__Reading passage__.
——

A stolen identity leads to a flock of phony Tonys and a full-blown identity crisis for the real one

By Sara Netzley
April 06, 2016 at 04:22 AM EDT
Credit: Robert Voets/CBS
S13 E20

One Very Special Agent Anthony DiNozzo is a good time. Four? Well, that’s a few Tonys too many.

The problems start when DiNozzo fills in for Gibbs at a swanky political event with Sens. Kelly and Bransfield. Kelly’s unpleasant assistant, Lisa, tries unsuccessfully to bounce him for not being on the list. It might have been better if he’d been removed, though, because a furious Bransfield calls him a despicable piece of filth and shoves an envelope of cash at him.

Back at HQ, McGee glances at the stacks of bills and correctly pegs it as $20,000. Before anybody can ask further questions, Gibbs comes running into the big orange room, calling DiNozzo’s name. He just got word that an NCIS agent was killed in a car crash.

“That’s terrible! Who died” DiNozzo asks.

“You did,” says Gibbs, ever the master of understatement.

This leads a testy Tony to cancel his credit cards while the team fills in the blanks. The dead man carried IDs with DiNozzo’s information, and his car was run off the road by a light-colored, older-model Mercedes or BMW with some kind of bumper sticker.

Once Sen. Bransfield realizes his problems vanished with his blackmailer’s death, he refuses to help NCIS get to the bottom of the fraud — particularly because it’ll keep his secret intact. But the ever-useful (and possibly extra-legal?) Abby hacked into his email, where they discover photos of him with a woman who’s definitely not his wife. As they’re snooping, a new blackmail demand lands in Bransfield’s inbox.

“There’s another phony Tony,” DiNozzo sighs.

Tracing the email reveals similar extortion messages sent to Sen. Matheson and Sen. Kelly, and the team realizes that there are three faux Tonys (Fauxnys?). Kelly’s is dead, but Bransfield’s and Matheson’s are still out there.

The team then sets out to con the cons by dressing Gibbs as Matheson and McGee as Kelly and nabbing the Fauxnys at their drops. (The resemblance between the agents and the senators is slight; you’d think the blackmailers would have photos of their targets. But pshh details.)

Under questioning, the Fauxnys admit that they’re actors and a woman hired them from Craigslist.

“She told me that I’d get to play a government agent. You know, like Jason Bourne. Except, of course, I get Jason Boring,” Little Fauxny says.

Then they pile on, calling DiNozzo pathetic. “You have no life,” Big Fauxny says.

“It’s true. You have no wife, no kids, no hobbies. Same job, same apartment. I mean, nothing changes with you,” Little Fauxny says.

——

__Extracted data__.
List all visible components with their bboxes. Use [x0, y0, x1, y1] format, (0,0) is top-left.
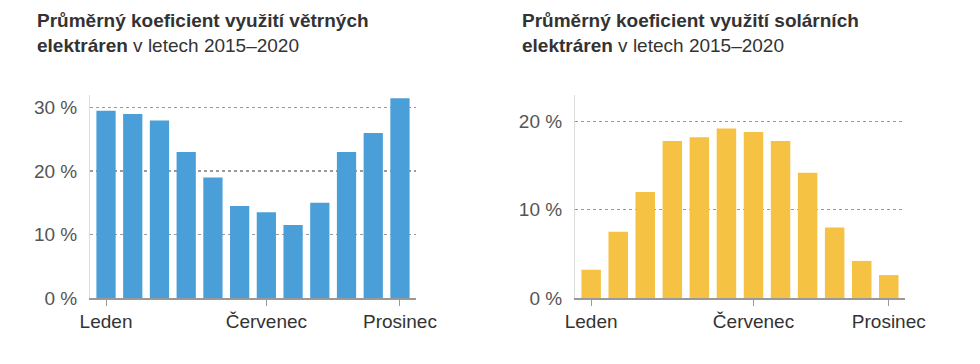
svg-text:0 %: 0 % [44, 288, 77, 309]
svg-text:Červenec: Červenec [226, 311, 307, 332]
svg-text:Průměrný koeficient využití vě: Průměrný koeficient využití větrnýchelek… [37, 10, 369, 56]
svg-text:Prosinec: Prosinec [363, 311, 437, 332]
svg-text:20 %: 20 % [34, 161, 77, 182]
svg-text:Průměrný koeficient využití so: Průměrný koeficient využití solárníchele… [522, 10, 859, 56]
svg-text:Leden: Leden [80, 311, 133, 332]
svg-text:Leden: Leden [565, 311, 618, 332]
svg-text:30 %: 30 % [34, 97, 77, 118]
svg-text:Prosinec: Prosinec [852, 311, 926, 332]
svg-text:10 %: 10 % [34, 224, 77, 245]
svg-text:Červenec: Červenec [713, 311, 794, 332]
svg-text:10 %: 10 % [519, 199, 562, 220]
svg-text:20 %: 20 % [519, 111, 562, 132]
svg-text:0 %: 0 % [529, 288, 562, 309]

——

__Task to complete__. Rewrite the episode recap from "The problems start" to "cash at him.", replacing "swanky" with "lavish".

__Output__.
The problems start when DiNozzo fills in for Gibbs at a lavish political event with Sens. Kelly and Bransfield. Kelly’s unpleasant assistant, Lisa, tries unsuccessfully to bounce him for not being on the list. It might have been better if he’d been removed, though, because a furious Bransfield calls him a despicable piece of filth and shoves an envelope of cash at him.